What you need to do —
In the entries below, identify every line with the string "detached" and copy it.

Records shown —
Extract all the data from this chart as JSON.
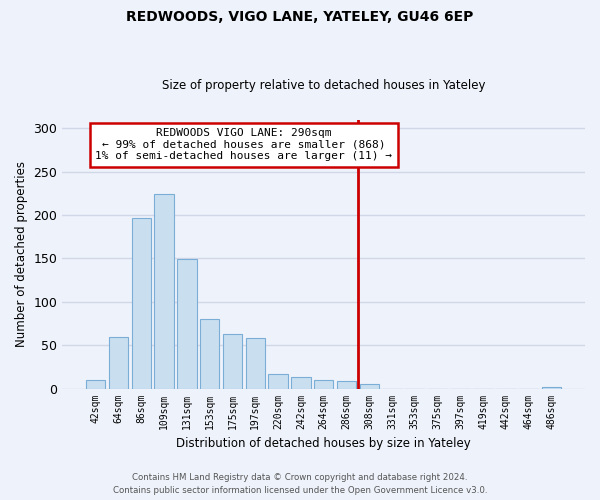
{
  "title": "REDWOODS, VIGO LANE, YATELEY, GU46 6EP",
  "subtitle": "Size of property relative to detached houses in Yateley",
  "xlabel": "Distribution of detached houses by size in Yateley",
  "ylabel": "Number of detached properties",
  "bar_labels": [
    "42sqm",
    "64sqm",
    "86sqm",
    "109sqm",
    "131sqm",
    "153sqm",
    "175sqm",
    "197sqm",
    "220sqm",
    "242sqm",
    "264sqm",
    "286sqm",
    "308sqm",
    "331sqm",
    "353sqm",
    "375sqm",
    "397sqm",
    "419sqm",
    "442sqm",
    "464sqm",
    "486sqm"
  ],
  "bar_values": [
    10,
    59,
    196,
    224,
    149,
    80,
    63,
    58,
    17,
    13,
    10,
    9,
    5,
    0,
    0,
    0,
    0,
    0,
    0,
    0,
    2
  ],
  "bar_color": "#c9dff0",
  "bar_edge_color": "#7aaed6",
  "vline_color": "#cc0000",
  "annotation_line1": "REDWOODS VIGO LANE: 290sqm",
  "annotation_line2": "← 99% of detached houses are smaller (868)",
  "annotation_line3": "1% of semi-detached houses are larger (11) →",
  "annotation_box_color": "#ffffff",
  "annotation_box_edge_color": "#cc0000",
  "ylim": [
    0,
    310
  ],
  "yticks": [
    0,
    50,
    100,
    150,
    200,
    250,
    300
  ],
  "footer_line1": "Contains HM Land Registry data © Crown copyright and database right 2024.",
  "footer_line2": "Contains public sector information licensed under the Open Government Licence v3.0.",
  "bg_color": "#eef2fa",
  "grid_color": "#d0d8e8"
}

The response —
  "subtitle": "Size of property relative to detached houses in Yateley",
  "xlabel": "Distribution of detached houses by size in Yateley",
  "ylabel": "Number of detached properties",
  "annotation_line2": "← 99% of detached houses are smaller (868)",
  "annotation_line3": "1% of semi-detached houses are larger (11) →",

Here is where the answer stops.